# Written request
Return the number of lines that contain the word "order", and return nothing else.

☆ ☆ ☆

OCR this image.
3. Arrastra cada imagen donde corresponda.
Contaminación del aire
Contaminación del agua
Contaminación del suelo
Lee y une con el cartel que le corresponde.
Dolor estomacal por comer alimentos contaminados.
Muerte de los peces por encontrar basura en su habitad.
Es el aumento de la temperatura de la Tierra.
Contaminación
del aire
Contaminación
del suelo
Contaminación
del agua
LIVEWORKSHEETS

☆ ☆ ☆

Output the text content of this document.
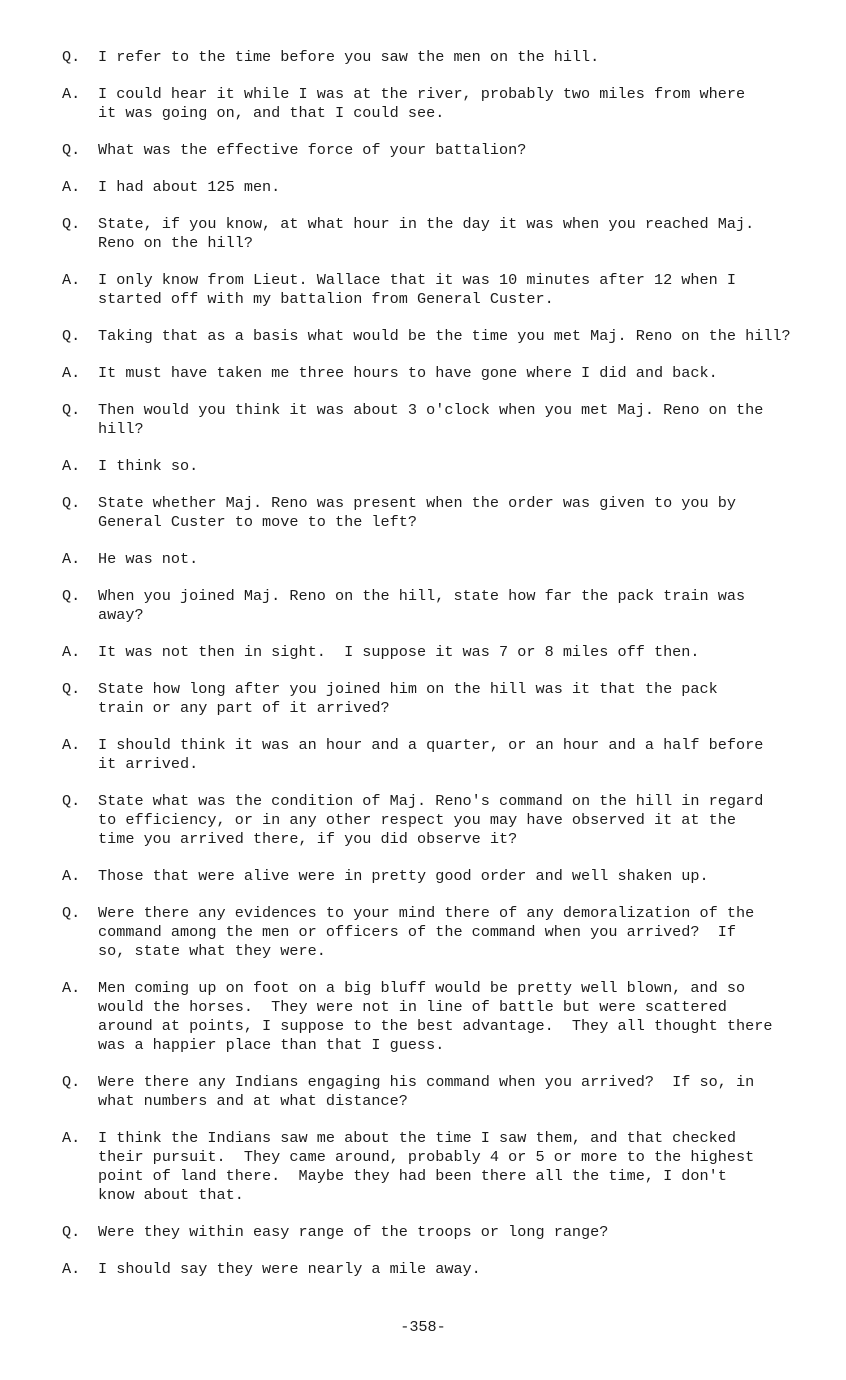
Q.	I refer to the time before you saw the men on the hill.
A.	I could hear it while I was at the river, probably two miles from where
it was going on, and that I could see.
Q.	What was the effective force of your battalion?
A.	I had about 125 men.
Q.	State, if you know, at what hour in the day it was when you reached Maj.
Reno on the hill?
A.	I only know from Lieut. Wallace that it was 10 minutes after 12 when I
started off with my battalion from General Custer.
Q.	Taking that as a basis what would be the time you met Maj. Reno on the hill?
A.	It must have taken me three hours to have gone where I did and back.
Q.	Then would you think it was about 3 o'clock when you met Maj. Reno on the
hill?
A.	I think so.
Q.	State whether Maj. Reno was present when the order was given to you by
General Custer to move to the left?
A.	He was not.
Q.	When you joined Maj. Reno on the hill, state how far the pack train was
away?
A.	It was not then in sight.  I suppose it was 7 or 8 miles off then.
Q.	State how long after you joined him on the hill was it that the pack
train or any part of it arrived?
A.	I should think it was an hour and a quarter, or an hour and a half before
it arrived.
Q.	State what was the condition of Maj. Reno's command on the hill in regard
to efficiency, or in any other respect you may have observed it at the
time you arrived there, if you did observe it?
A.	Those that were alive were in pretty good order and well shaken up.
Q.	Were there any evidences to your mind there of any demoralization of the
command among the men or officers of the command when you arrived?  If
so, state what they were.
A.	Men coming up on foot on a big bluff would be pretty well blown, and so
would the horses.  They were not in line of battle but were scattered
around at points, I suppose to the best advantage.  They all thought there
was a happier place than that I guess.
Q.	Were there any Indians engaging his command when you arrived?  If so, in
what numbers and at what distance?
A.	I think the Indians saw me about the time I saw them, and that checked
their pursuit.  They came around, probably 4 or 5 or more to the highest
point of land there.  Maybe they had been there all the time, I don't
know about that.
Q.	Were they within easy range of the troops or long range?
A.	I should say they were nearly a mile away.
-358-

☆ ☆ ☆

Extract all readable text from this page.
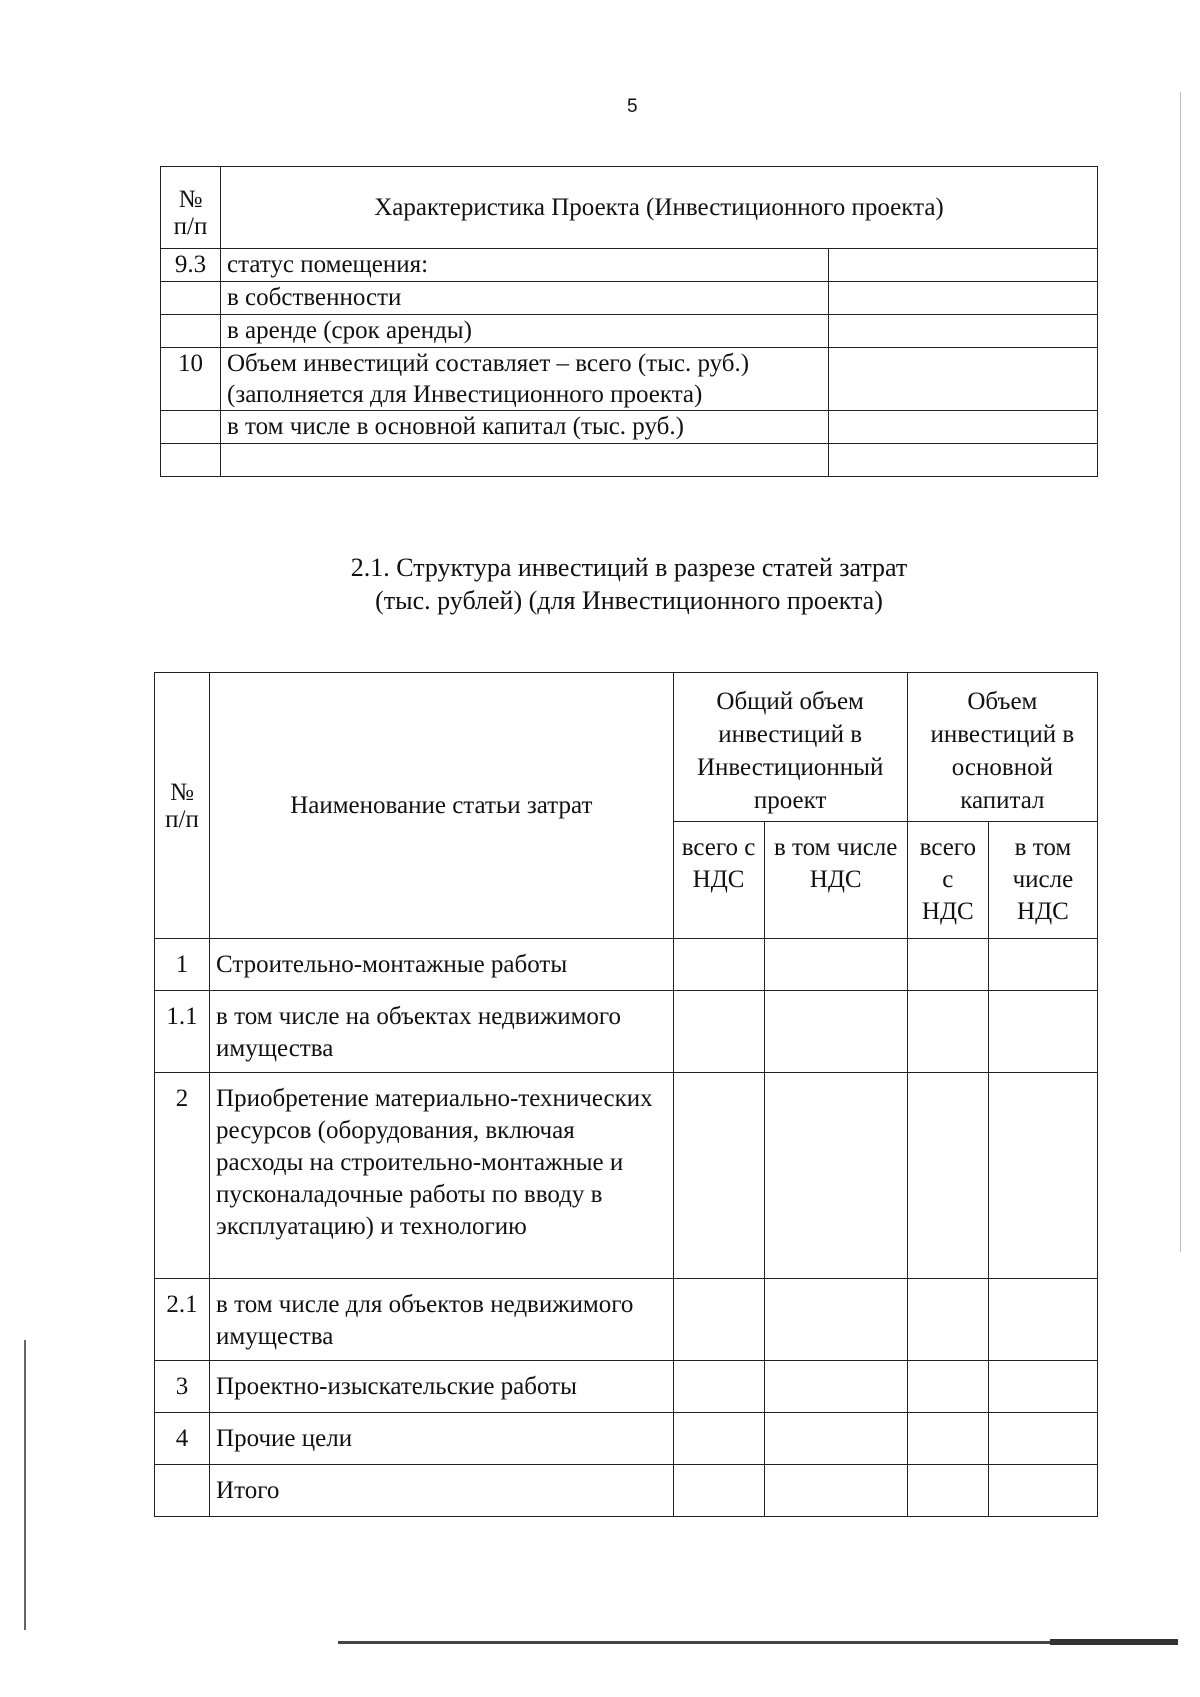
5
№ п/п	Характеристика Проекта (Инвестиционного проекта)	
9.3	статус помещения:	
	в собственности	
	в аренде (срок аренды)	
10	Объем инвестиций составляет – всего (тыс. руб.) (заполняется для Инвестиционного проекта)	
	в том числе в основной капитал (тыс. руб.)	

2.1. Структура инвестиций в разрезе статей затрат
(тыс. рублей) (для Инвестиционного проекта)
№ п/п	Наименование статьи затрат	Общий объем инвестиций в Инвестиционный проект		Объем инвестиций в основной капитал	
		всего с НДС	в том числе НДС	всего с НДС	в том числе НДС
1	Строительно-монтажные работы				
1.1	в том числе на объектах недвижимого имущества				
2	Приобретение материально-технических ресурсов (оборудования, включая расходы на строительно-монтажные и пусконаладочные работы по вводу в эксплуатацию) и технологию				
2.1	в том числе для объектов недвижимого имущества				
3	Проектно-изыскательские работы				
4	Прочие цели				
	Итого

☆ ☆ ☆

# Exercise result
2